**PROBLEM:** Keep only the lines where "MonkeysEatPeaches" appears.

# DATA LINES start

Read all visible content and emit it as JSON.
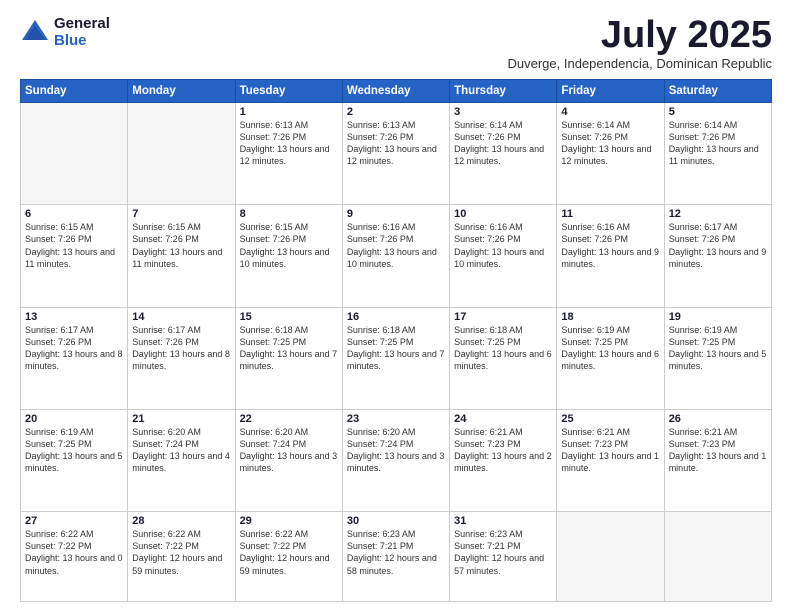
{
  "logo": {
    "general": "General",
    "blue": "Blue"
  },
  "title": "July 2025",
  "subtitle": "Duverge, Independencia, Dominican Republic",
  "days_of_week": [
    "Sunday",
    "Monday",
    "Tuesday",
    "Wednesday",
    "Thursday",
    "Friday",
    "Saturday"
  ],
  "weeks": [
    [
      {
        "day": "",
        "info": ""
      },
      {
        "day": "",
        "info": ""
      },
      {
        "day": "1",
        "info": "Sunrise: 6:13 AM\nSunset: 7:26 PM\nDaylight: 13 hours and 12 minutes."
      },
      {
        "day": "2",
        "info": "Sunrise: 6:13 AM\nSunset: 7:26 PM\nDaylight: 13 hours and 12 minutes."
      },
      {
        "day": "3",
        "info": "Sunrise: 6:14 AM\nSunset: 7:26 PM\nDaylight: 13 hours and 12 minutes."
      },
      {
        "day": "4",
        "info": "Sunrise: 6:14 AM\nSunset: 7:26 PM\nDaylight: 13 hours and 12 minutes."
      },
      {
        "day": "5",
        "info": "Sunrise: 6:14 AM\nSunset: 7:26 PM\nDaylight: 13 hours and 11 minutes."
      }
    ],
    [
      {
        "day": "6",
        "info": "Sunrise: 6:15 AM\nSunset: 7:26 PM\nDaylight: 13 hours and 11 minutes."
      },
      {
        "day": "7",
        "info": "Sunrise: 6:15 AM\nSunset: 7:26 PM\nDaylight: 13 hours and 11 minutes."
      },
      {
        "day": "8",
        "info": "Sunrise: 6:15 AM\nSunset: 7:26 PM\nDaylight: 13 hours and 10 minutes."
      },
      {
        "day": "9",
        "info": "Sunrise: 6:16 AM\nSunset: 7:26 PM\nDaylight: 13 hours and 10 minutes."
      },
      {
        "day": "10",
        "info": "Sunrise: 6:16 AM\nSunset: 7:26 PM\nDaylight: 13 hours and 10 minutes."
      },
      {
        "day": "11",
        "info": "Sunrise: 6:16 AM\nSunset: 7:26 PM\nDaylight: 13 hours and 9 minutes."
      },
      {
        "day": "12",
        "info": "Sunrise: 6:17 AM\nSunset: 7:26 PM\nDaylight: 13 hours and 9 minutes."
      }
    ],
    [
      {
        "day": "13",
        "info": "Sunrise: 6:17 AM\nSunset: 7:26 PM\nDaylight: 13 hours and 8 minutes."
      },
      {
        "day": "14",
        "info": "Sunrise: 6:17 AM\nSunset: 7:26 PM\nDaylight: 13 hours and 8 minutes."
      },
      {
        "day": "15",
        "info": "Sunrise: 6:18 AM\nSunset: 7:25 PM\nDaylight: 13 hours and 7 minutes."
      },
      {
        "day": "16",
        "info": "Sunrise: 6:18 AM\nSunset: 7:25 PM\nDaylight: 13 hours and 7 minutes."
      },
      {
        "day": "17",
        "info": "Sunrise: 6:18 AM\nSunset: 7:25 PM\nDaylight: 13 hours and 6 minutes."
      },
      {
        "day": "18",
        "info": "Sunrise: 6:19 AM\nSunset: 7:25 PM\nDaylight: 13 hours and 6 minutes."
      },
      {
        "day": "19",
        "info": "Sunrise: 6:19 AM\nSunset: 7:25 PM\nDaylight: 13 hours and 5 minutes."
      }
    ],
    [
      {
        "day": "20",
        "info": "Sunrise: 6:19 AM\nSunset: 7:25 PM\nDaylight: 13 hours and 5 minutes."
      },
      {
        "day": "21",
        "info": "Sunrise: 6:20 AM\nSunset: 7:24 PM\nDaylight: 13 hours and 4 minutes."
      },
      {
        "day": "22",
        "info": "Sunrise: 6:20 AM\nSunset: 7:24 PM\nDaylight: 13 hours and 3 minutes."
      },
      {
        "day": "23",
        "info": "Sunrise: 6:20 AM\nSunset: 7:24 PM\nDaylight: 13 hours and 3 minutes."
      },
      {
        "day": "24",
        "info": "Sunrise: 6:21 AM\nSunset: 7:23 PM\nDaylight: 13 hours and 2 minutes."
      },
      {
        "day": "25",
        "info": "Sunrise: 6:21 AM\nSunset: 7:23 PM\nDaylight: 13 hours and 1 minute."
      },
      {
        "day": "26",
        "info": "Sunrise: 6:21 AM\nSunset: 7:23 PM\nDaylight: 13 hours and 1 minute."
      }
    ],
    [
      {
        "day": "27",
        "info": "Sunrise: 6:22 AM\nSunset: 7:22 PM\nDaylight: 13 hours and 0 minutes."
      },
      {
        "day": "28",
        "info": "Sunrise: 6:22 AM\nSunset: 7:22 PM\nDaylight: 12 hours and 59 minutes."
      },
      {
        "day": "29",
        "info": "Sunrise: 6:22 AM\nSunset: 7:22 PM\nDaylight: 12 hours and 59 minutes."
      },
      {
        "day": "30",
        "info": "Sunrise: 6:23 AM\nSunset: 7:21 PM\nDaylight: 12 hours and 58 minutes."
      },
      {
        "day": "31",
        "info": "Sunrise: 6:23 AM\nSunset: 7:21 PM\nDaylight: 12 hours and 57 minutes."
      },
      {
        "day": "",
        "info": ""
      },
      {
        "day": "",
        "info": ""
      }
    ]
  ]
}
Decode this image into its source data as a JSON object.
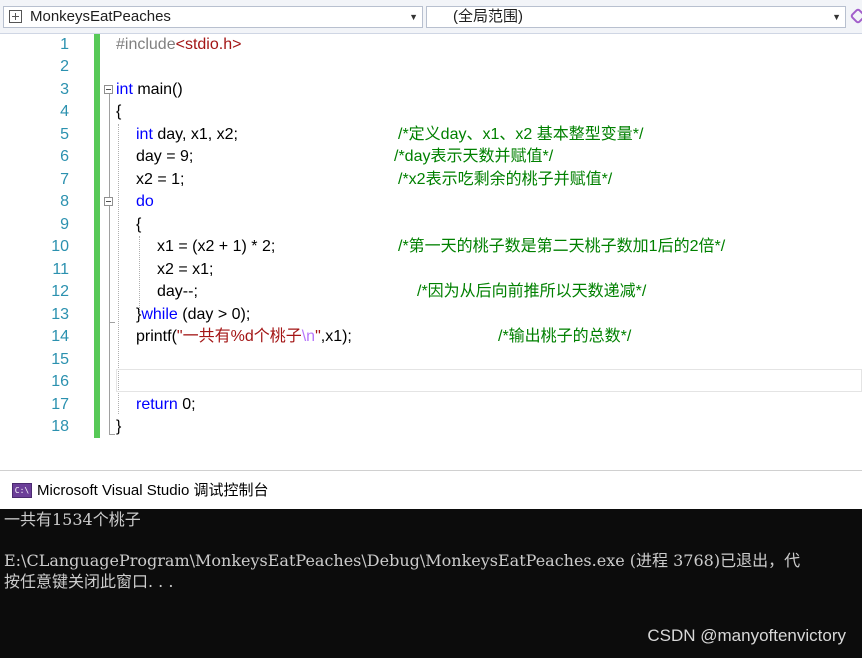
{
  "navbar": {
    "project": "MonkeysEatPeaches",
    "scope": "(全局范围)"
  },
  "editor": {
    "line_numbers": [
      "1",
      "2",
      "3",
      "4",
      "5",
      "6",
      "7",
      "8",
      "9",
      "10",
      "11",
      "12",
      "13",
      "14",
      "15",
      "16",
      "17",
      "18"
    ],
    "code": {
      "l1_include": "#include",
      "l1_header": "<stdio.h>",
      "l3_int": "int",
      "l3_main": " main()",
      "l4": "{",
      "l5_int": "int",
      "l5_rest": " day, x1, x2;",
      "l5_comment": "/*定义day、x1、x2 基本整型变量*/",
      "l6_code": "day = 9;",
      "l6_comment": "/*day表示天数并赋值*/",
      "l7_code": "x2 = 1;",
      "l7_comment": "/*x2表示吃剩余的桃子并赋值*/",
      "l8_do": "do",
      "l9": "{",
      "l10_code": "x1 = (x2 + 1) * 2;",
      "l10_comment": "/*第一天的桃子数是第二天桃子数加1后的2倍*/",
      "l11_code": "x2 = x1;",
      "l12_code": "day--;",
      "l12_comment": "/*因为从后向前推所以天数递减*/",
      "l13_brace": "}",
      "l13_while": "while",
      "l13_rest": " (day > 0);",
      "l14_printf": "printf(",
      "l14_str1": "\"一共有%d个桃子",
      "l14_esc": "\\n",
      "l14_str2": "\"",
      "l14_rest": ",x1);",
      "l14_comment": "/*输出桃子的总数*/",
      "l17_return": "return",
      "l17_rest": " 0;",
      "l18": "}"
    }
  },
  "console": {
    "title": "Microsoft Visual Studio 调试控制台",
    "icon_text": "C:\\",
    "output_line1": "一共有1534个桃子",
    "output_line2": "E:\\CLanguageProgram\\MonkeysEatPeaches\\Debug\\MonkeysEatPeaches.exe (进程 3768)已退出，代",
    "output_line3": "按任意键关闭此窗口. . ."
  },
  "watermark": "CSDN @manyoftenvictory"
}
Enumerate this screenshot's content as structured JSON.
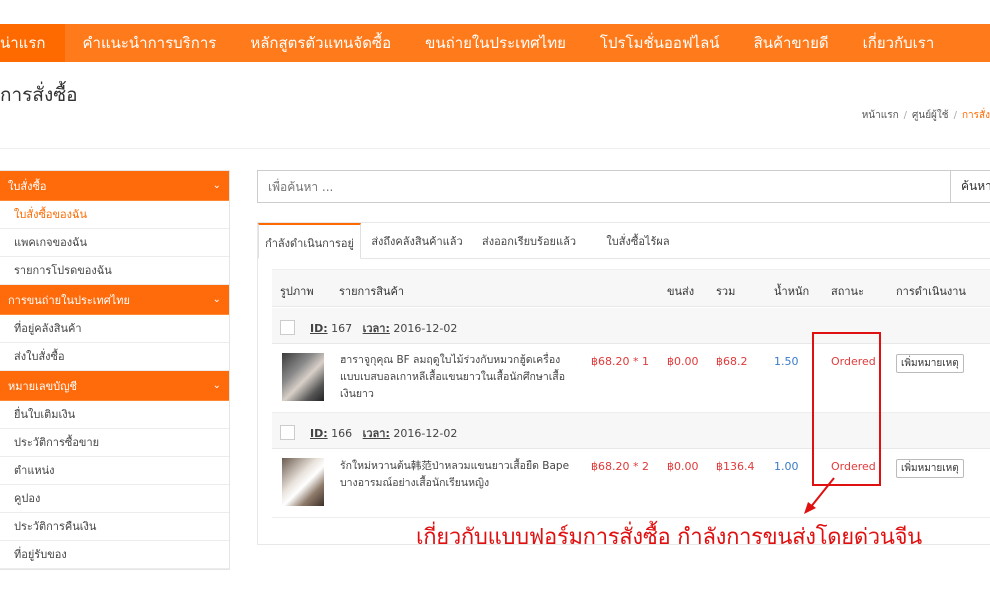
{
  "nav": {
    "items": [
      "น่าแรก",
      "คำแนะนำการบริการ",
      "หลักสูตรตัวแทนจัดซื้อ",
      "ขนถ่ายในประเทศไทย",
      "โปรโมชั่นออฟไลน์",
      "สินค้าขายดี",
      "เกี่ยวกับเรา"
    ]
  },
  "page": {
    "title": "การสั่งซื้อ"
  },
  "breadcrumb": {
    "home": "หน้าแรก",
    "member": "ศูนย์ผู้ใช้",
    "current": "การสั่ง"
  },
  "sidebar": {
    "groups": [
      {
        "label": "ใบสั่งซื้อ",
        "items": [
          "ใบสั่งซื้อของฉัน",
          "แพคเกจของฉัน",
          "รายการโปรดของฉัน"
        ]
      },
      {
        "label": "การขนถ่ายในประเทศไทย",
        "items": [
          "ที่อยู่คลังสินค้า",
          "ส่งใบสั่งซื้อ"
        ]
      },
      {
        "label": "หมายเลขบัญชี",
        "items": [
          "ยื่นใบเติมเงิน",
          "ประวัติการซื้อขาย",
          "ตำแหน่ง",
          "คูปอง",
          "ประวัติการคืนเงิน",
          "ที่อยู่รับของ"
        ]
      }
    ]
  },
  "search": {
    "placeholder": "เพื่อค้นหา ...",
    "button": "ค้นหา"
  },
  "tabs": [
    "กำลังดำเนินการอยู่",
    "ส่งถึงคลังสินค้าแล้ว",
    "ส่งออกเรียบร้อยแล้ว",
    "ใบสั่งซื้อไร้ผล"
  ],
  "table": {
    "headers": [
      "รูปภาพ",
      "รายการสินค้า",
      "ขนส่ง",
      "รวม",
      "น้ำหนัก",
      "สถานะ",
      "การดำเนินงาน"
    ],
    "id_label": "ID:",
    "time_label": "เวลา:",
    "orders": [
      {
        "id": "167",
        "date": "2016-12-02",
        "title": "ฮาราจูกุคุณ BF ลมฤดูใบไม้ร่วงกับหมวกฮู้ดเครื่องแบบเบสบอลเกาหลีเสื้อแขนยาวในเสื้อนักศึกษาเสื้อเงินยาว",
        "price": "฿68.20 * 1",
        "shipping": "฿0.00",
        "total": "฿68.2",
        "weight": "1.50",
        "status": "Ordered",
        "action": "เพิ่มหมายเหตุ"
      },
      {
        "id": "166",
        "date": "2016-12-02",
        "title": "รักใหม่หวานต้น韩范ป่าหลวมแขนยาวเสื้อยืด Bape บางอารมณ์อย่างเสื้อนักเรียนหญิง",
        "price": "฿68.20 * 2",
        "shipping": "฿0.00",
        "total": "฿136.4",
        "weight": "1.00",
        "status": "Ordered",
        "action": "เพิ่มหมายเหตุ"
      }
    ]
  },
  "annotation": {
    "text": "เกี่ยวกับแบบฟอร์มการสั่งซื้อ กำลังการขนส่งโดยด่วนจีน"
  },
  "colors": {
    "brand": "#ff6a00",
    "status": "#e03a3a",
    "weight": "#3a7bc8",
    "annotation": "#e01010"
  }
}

# DATA LINES end

**SOLUTION:**
    "project": "MonkeysEatPeaches",
    "output_line2": "E:\\CLanguageProgram\\MonkeysEatPeaches\\Debug\\MonkeysEatPeaches.exe (进程 3768)已退出，代",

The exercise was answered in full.